(Extracted data entries)
★ ★ ★ ★ ★ ★ ★

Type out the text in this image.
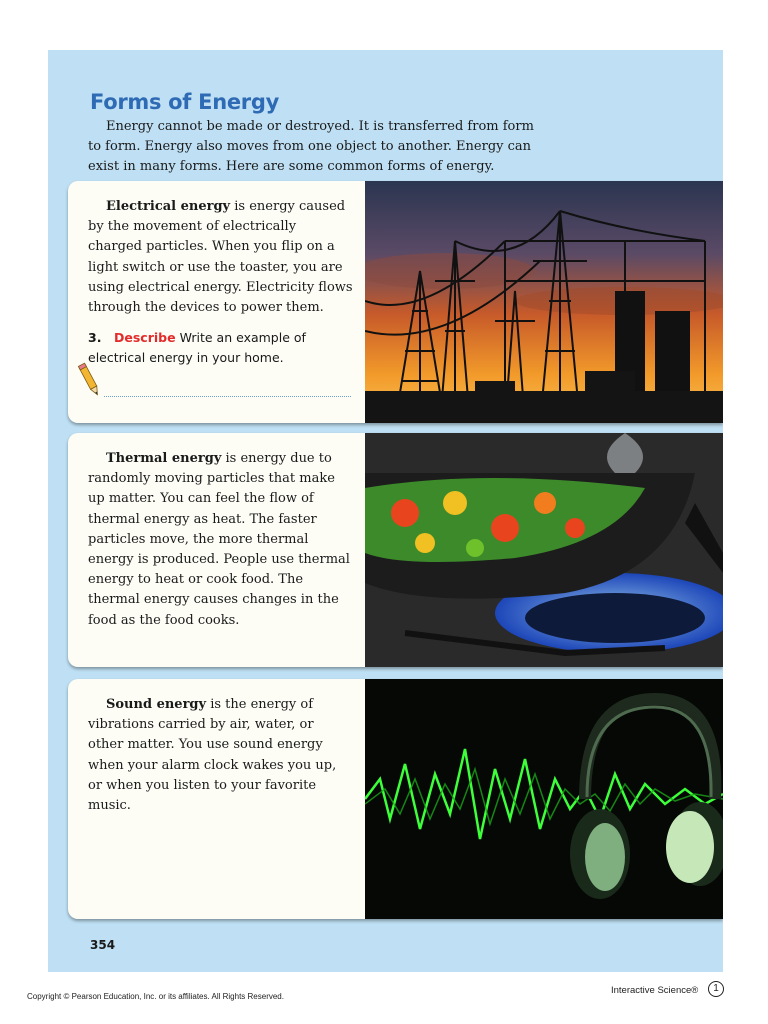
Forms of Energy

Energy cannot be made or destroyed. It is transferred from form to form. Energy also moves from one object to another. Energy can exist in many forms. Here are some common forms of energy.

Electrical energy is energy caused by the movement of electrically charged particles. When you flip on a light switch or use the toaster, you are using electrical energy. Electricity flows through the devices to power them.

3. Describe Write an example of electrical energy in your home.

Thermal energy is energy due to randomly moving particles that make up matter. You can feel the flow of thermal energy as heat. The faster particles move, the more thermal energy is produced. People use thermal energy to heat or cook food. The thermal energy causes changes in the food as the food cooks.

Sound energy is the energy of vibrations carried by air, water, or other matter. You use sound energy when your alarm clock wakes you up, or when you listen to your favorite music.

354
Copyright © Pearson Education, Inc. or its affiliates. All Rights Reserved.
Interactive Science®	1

★ ★ ★ ★ ★ ★ ★

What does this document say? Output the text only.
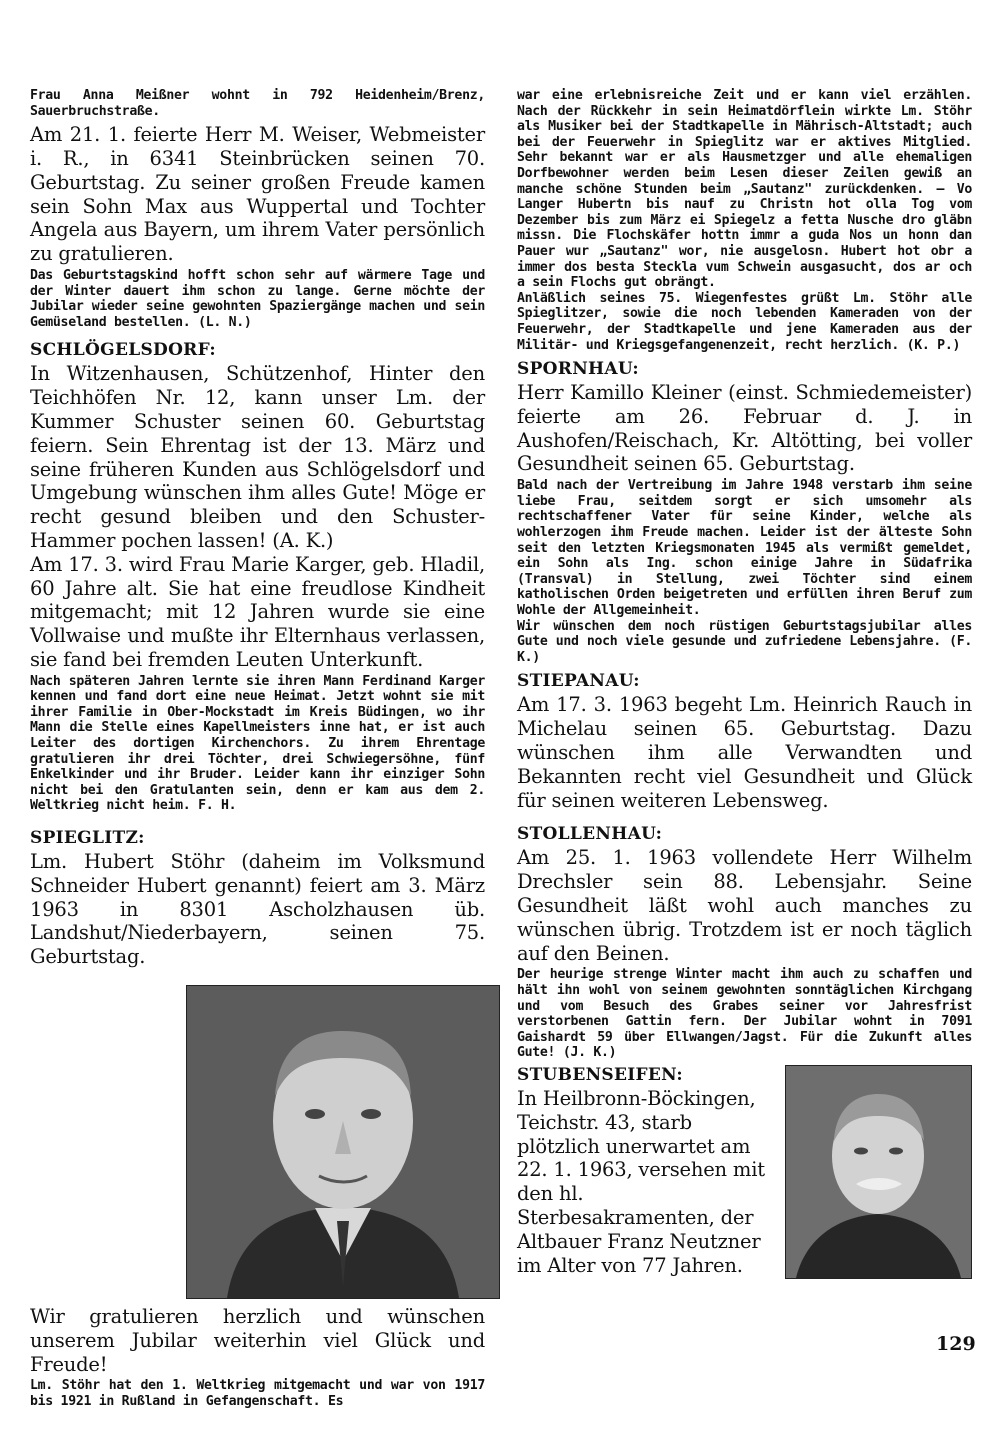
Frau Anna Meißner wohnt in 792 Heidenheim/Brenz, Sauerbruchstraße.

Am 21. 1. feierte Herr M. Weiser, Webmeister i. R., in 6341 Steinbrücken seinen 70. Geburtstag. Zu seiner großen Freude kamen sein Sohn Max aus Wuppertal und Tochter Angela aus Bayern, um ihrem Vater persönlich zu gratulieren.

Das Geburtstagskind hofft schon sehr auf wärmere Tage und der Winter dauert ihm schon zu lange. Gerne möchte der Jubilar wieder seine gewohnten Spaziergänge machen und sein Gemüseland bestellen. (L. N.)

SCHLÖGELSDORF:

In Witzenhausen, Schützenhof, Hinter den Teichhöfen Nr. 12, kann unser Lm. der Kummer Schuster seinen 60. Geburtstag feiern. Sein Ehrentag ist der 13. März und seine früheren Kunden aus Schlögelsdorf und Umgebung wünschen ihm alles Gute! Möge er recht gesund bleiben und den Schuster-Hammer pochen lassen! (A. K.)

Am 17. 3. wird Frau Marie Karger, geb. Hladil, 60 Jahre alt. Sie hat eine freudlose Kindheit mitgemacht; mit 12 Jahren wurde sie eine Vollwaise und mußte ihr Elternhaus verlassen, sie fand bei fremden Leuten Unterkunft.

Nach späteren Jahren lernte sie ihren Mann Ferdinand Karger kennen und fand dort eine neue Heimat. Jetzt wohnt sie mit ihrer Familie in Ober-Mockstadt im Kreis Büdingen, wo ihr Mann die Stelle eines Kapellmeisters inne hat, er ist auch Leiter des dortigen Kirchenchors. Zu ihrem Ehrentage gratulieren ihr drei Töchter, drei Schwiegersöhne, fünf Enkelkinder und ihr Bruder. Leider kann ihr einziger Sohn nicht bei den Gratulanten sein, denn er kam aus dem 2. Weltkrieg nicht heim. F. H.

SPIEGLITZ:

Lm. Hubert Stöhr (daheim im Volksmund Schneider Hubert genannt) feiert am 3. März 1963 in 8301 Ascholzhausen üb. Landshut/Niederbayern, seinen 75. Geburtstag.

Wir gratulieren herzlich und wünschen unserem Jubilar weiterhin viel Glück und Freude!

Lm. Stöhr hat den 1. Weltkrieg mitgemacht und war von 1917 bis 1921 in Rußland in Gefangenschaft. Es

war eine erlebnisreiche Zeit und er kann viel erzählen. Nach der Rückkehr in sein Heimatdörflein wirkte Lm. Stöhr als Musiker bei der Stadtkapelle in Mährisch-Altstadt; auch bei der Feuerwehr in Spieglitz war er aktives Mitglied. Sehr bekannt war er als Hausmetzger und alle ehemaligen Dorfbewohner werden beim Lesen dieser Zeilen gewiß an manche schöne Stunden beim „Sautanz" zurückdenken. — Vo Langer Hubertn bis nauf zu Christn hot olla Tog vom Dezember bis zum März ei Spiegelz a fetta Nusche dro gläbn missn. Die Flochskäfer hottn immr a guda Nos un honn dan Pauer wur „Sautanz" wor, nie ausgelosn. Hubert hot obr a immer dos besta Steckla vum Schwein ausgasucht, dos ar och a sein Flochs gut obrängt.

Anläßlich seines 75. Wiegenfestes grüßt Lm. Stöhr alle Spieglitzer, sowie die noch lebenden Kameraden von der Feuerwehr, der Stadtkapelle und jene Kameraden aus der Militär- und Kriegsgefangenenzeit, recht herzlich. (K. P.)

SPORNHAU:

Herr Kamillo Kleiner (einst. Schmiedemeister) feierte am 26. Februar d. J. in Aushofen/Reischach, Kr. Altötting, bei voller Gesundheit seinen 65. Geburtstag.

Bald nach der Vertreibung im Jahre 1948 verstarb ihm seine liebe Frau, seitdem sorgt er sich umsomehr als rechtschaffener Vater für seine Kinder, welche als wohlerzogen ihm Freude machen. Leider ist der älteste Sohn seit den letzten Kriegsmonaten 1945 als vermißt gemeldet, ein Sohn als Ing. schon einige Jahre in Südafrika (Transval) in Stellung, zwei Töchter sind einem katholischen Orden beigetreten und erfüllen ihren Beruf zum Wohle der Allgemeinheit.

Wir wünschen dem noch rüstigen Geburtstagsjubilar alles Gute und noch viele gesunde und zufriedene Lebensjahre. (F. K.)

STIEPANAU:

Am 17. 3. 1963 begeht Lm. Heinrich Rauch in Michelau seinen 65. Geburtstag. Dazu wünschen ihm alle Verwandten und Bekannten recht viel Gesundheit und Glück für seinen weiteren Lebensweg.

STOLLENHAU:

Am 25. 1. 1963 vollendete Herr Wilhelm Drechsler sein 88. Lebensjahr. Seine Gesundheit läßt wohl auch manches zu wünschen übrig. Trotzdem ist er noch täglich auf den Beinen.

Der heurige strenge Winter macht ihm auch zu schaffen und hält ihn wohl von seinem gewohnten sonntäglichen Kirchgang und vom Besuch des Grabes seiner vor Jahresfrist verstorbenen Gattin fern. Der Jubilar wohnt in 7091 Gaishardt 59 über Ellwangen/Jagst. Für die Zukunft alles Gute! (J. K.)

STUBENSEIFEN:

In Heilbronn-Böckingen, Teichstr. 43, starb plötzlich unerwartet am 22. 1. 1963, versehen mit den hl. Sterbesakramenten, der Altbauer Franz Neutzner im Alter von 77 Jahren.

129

★ ★ ★ ★ ★ ★ ★

__Short problem__
From the data, pick out every line that includes "Vater".

__The response__
Am 21. 1. feierte Herr M. Weiser, Webmeister i. R., in 6341 Steinbrücken seinen 70. Geburtstag. Zu seiner großen Freude kamen sein Sohn Max aus Wuppertal und Tochter Angela aus Bayern, um ihrem Vater persönlich zu gratulieren.
Bald nach der Vertreibung im Jahre 1948 verstarb ihm seine liebe Frau, seitdem sorgt er sich umsomehr als rechtschaffener Vater für seine Kinder, welche als wohlerzogen ihm Freude machen. Leider ist der älteste Sohn seit den letzten Kriegsmonaten 1945 als vermißt gemeldet, ein Sohn als Ing. schon einige Jahre in Südafrika (Transval) in Stellung, zwei Töchter sind einem katholischen Orden beigetreten und erfüllen ihren Beruf zum Wohle der Allgemeinheit.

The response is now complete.